__The exercise__: Copy out the material below in full, but not its images.

__Data listing__:
-*-*-
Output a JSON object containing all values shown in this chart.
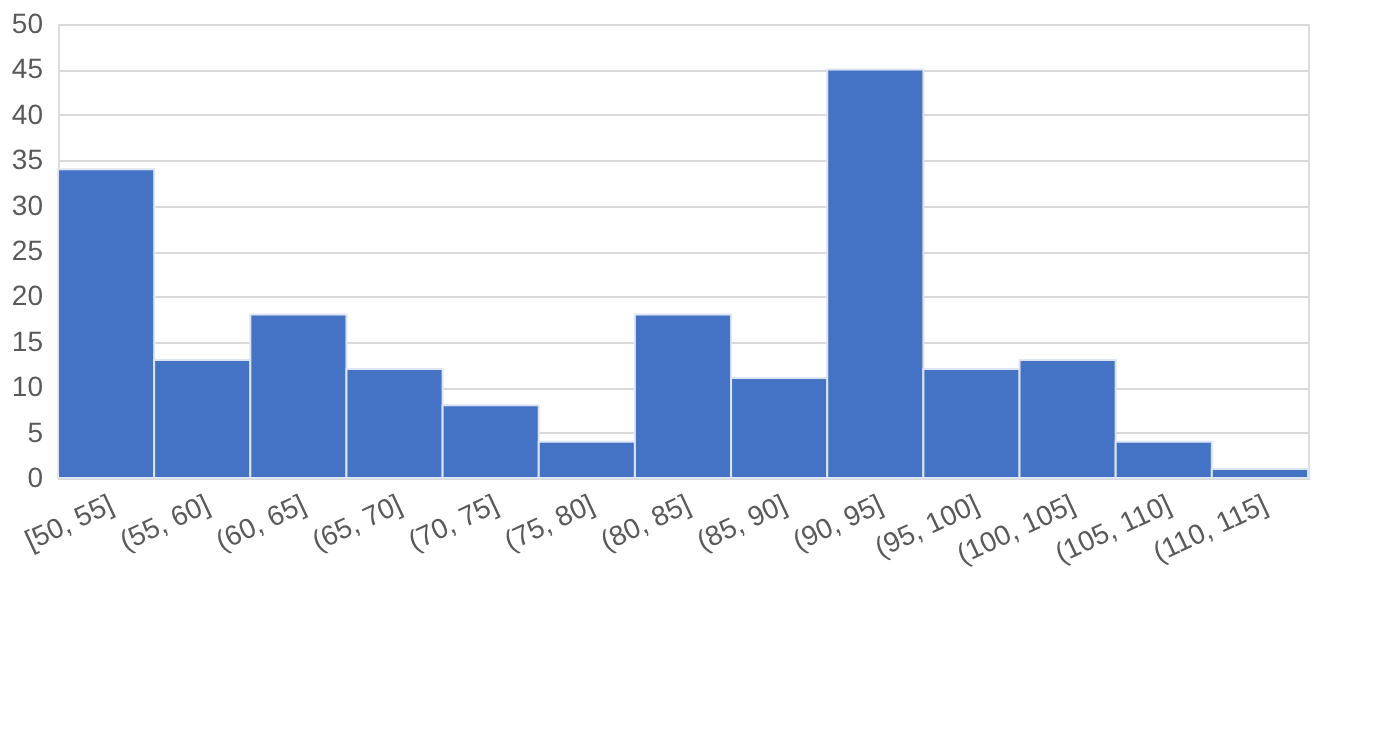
{
  "chart_data": {
    "type": "bar",
    "categories": [
      "[50, 55]",
      "(55, 60]",
      "(60, 65]",
      "(65, 70]",
      "(70, 75]",
      "(75, 80]",
      "(80, 85]",
      "(85, 90]",
      "(90, 95]",
      "(95, 100]",
      "(100, 105]",
      "(105, 110]",
      "(110, 115]"
    ],
    "values": [
      34,
      13,
      18,
      12,
      8,
      4,
      18,
      11,
      45,
      12,
      13,
      4,
      1
    ],
    "color": "#4472c4",
    "ylim": [
      0,
      50
    ],
    "yticks": [
      0,
      5,
      10,
      15,
      20,
      25,
      30,
      35,
      40,
      45,
      50
    ],
    "grid": "y"
  }
}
-*-*-
__Complete response__:
Output a JSON object containing all values shown in this chart.
{
  "chart_data": {
    "type": "bar",
    "categories": [
      "[50, 55]",
      "(55, 60]",
      "(60, 65]",
      "(65, 70]",
      "(70, 75]",
      "(75, 80]",
      "(80, 85]",
      "(85, 90]",
      "(90, 95]",
      "(95, 100]",
      "(100, 105]",
      "(105, 110]",
      "(110, 115]"
    ],
    "values": [
      34,
      13,
      18,
      12,
      8,
      4,
      18,
      11,
      45,
      12,
      13,
      4,
      1
    ],
    "color": "#4472c4",
    "ylim": [
      0,
      50
    ],
    "yticks": [
      0,
      5,
      10,
      15,
      20,
      25,
      30,
      35,
      40,
      45,
      50
    ],
    "grid": "y"
  }
}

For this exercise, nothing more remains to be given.